— Stated task —
Set down exactly, and only, the lines from the one with "OCR this image." to the final line of the entries, both included.
+++++
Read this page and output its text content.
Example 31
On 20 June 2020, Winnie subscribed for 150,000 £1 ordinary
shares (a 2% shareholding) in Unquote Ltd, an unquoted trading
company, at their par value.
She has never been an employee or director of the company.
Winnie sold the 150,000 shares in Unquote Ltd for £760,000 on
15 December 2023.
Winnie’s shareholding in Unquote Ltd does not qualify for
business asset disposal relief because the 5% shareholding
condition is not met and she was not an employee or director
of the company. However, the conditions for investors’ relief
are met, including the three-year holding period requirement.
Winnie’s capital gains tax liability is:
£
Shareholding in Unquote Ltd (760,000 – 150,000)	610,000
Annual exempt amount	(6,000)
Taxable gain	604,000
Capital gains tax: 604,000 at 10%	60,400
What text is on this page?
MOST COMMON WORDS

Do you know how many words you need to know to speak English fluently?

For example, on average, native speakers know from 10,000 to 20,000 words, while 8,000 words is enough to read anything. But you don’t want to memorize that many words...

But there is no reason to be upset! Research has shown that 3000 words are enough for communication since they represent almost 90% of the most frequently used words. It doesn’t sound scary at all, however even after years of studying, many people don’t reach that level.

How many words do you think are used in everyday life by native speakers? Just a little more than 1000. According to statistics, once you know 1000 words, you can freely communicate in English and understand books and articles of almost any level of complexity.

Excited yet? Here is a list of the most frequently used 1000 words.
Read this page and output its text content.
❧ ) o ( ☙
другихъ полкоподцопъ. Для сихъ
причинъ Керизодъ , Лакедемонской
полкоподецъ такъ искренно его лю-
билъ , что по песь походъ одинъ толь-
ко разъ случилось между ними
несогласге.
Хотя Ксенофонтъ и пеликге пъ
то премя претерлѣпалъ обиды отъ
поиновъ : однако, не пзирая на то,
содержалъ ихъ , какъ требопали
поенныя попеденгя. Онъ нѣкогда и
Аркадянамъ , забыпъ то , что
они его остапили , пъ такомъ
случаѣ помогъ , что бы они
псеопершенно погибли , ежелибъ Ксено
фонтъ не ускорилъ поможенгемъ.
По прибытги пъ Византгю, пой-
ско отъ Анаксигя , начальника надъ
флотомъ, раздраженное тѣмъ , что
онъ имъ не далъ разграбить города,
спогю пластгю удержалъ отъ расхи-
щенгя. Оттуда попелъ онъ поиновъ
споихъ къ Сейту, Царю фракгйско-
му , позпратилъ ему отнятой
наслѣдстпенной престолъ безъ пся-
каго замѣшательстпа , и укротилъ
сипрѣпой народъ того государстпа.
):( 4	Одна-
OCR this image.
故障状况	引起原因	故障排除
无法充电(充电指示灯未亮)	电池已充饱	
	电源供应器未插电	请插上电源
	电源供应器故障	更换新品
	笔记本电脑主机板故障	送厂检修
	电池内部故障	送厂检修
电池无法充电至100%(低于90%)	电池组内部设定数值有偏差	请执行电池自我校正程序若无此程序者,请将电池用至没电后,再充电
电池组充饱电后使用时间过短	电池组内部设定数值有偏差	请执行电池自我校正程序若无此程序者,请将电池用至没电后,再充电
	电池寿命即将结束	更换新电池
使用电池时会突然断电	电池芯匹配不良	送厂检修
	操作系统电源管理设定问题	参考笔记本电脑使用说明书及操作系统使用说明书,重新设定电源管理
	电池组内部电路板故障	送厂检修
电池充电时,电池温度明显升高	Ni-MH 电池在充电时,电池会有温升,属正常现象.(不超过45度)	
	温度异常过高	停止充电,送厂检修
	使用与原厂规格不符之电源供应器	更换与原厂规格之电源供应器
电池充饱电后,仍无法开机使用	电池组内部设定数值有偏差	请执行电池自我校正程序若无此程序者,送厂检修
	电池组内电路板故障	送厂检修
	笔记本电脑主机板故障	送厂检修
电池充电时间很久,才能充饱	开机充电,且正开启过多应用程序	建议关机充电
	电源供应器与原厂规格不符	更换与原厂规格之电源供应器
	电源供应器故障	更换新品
+++++
— Task output —
OCR this image.
故障状况	引起原因	故障排除
无法充电(充电指示灯未亮)	电池已充饱	
	电源供应器未插电	请插上电源
	电源供应器故障	更换新品
	笔记本电脑主机板故障	送厂检修
	电池内部故障	送厂检修
电池无法充电至100%(低于90%)	电池组内部设定数值有偏差	请执行电池自我校正程序若无此程序者,请将电池用至没电后,再充电
电池组充饱电后使用时间过短	电池组内部设定数值有偏差	请执行电池自我校正程序若无此程序者,请将电池用至没电后,再充电
	电池寿命即将结束	更换新电池
使用电池时会突然断电	电池芯匹配不良	送厂检修
	操作系统电源管理设定问题	参考笔记本电脑使用说明书及操作系统使用说明书,重新设定电源管理
	电池组内部电路板故障	送厂检修
电池充电时,电池温度明显升高	Ni-MH 电池在充电时,电池会有温升,属正常现象.(不超过45度)	
	温度异常过高	停止充电,送厂检修
	使用与原厂规格不符之电源供应器	更换与原厂规格之电源供应器
电池充饱电后,仍无法开机使用	电池组内部设定数值有偏差	请执行电池自我校正程序若无此程序者,送厂检修
	电池组内电路板故障	送厂检修
	笔记本电脑主机板故障	送厂检修
电池充电时间很久,才能充饱	开机充电,且正开启过多应用程序	建议关机充电
	电源供应器与原厂规格不符	更换与原厂规格之电源供应器
	电源供应器故障	更换新品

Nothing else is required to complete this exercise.